- Problem details:
Say how many lines of the material below contain the word "Disconnect", with no other words.

- Data for this task:
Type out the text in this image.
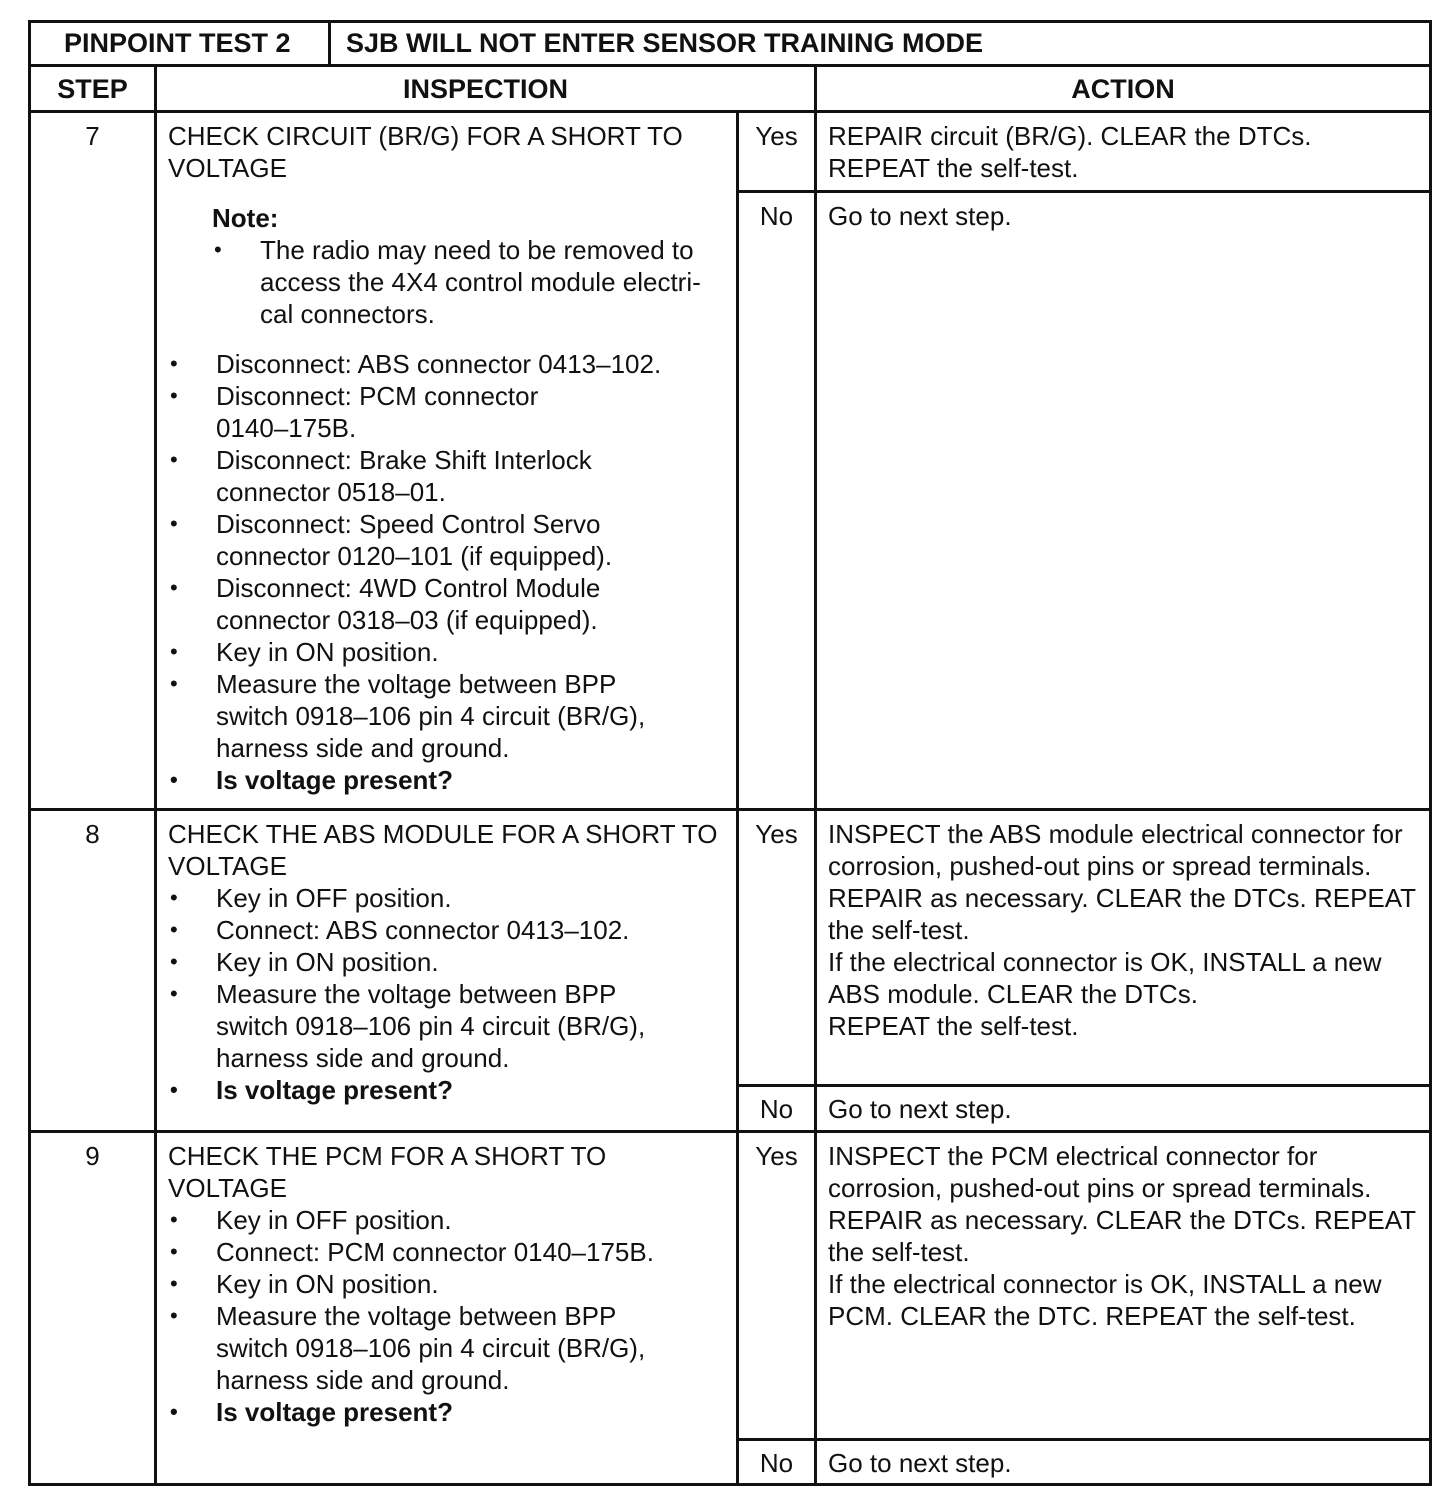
PINPOINT TEST 2	SJB WILL NOT ENTER SENSOR TRAINING MODE
STEP	INSPECTION	ACTION
7	CHECK CIRCUIT (BR/G) FOR A SHORT TO VOLTAGE

Note:
• The radio may need to be removed to access the 4X4 control module electri-cal connectors.
• Disconnect: ABS connector 0413–102.
• Disconnect: PCM connector 0140–175B.
• Disconnect: Brake Shift Interlock connector 0518–01.
• Disconnect: Speed Control Servo connector 0120–101 (if equipped).
• Disconnect: 4WD Control Module connector 0318–03 (if equipped).
• Key in ON position.
• Measure the voltage between BPP switch 0918–106 pin 4 circuit (BR/G), harness side and ground.
• Is voltage present?
Yes	REPAIR circuit (BR/G). CLEAR the DTCs. REPEAT the self-test.
No	Go to next step.
8	CHECK THE ABS MODULE FOR A SHORT TO VOLTAGE

• Key in OFF position.
• Connect: ABS connector 0413–102.
• Key in ON position.
• Measure the voltage between BPP switch 0918–106 pin 4 circuit (BR/G), harness side and ground.
• Is voltage present?
Yes	INSPECT the ABS module electrical connector for corrosion, pushed-out pins or spread terminals. REPAIR as necessary. CLEAR the DTCs. REPEAT the self-test.
If the electrical connector is OK, INSTALL a new ABS module. CLEAR the DTCs.
REPEAT the self-test.
No	Go to next step.
9	CHECK THE PCM FOR A SHORT TO VOLTAGE

• Key in OFF position.
• Connect: PCM connector 0140–175B.
• Key in ON position.
• Measure the voltage between BPP switch 0918–106 pin 4 circuit (BR/G), harness side and ground.
• Is voltage present?
Yes	INSPECT the PCM electrical connector for corrosion, pushed-out pins or spread terminals. REPAIR as necessary. CLEAR the DTCs. REPEAT the self-test.
If the electrical connector is OK, INSTALL a new PCM. CLEAR the DTC. REPEAT the self-test.
No	Go to next step.
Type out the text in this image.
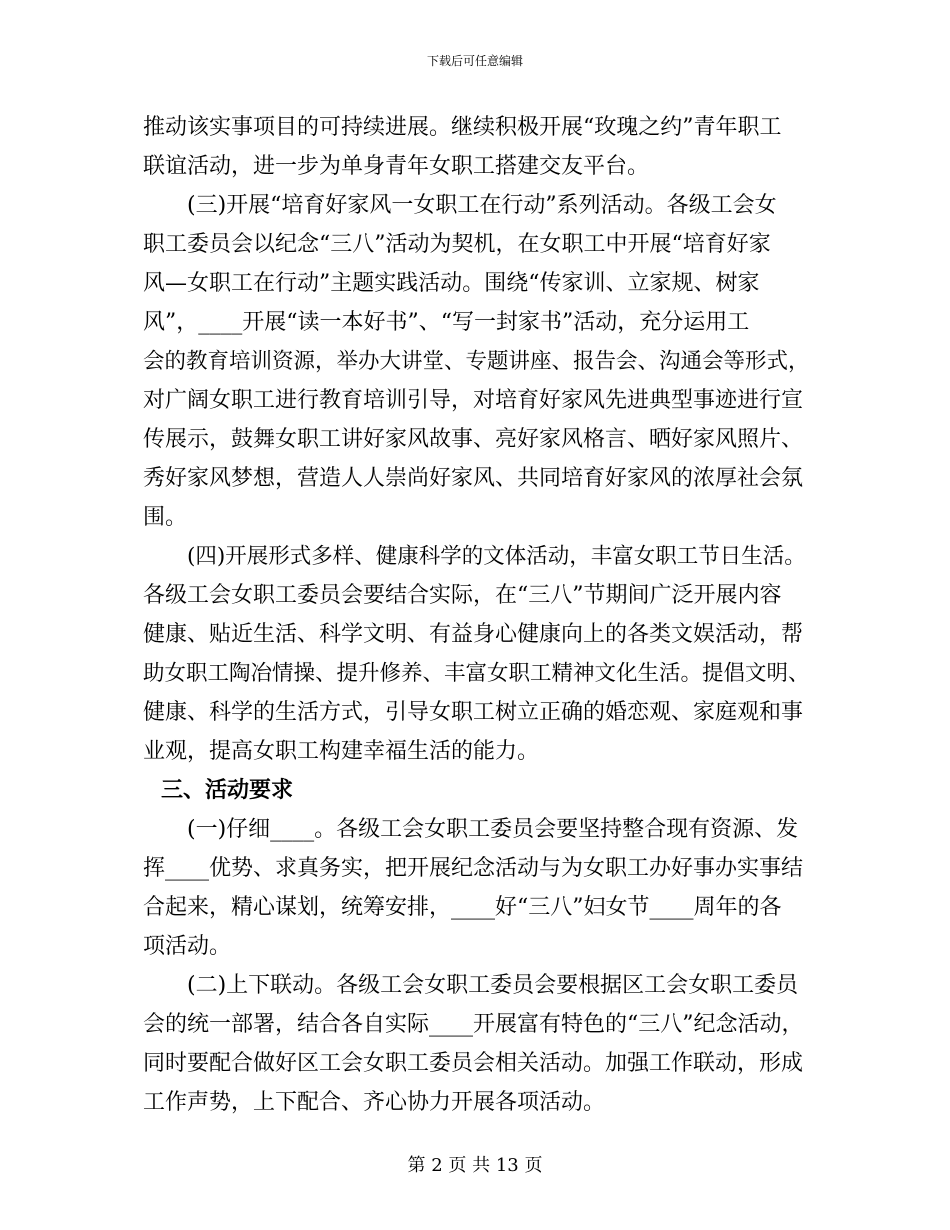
下载后可任意编辑

推动该实事项目的可持续进展。继续积极开展“玫瑰之约”青年职工

联谊活动，进一步为单身青年女职工搭建交友平台。

(三)开展“培育好家风一女职工在行动”系列活动。各级工会女

职工委员会以纪念“三八”活动为契机，在女职工中开展“培育好家

风—女职工在行动”主题实践活动。围绕“传家训、立家规、树家

风”，____开展“读一本好书”、“写一封家书”活动，充分运用工

会的教育培训资源，举办大讲堂、专题讲座、报告会、沟通会等形式，

对广阔女职工进行教育培训引导，对培育好家风先进典型事迹进行宣

传展示，鼓舞女职工讲好家风故事、亮好家风格言、晒好家风照片、

秀好家风梦想，营造人人崇尚好家风、共同培育好家风的浓厚社会氛

围。

(四)开展形式多样、健康科学的文体活动，丰富女职工节日生活。

各级工会女职工委员会要结合实际，在“三八”节期间广泛开展内容

健康、贴近生活、科学文明、有益身心健康向上的各类文娱活动，帮

助女职工陶冶情操、提升修养、丰富女职工精神文化生活。提倡文明、

健康、科学的生活方式，引导女职工树立正确的婚恋观、家庭观和事

业观，提高女职工构建幸福生活的能力。

三、活动要求

(一)仔细____。各级工会女职工委员会要坚持整合现有资源、发

挥____优势、求真务实，把开展纪念活动与为女职工办好事办实事结

合起来，精心谋划，统筹安排，____好“三八”妇女节____周年的各

项活动。

(二)上下联动。各级工会女职工委员会要根据区工会女职工委员

会的统一部署，结合各自实际____开展富有特色的“三八”纪念活动，

同时要配合做好区工会女职工委员会相关活动。加强工作联动，形成

工作声势，上下配合、齐心协力开展各项活动。

第 2 页 共 13 页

- Expected answer:
5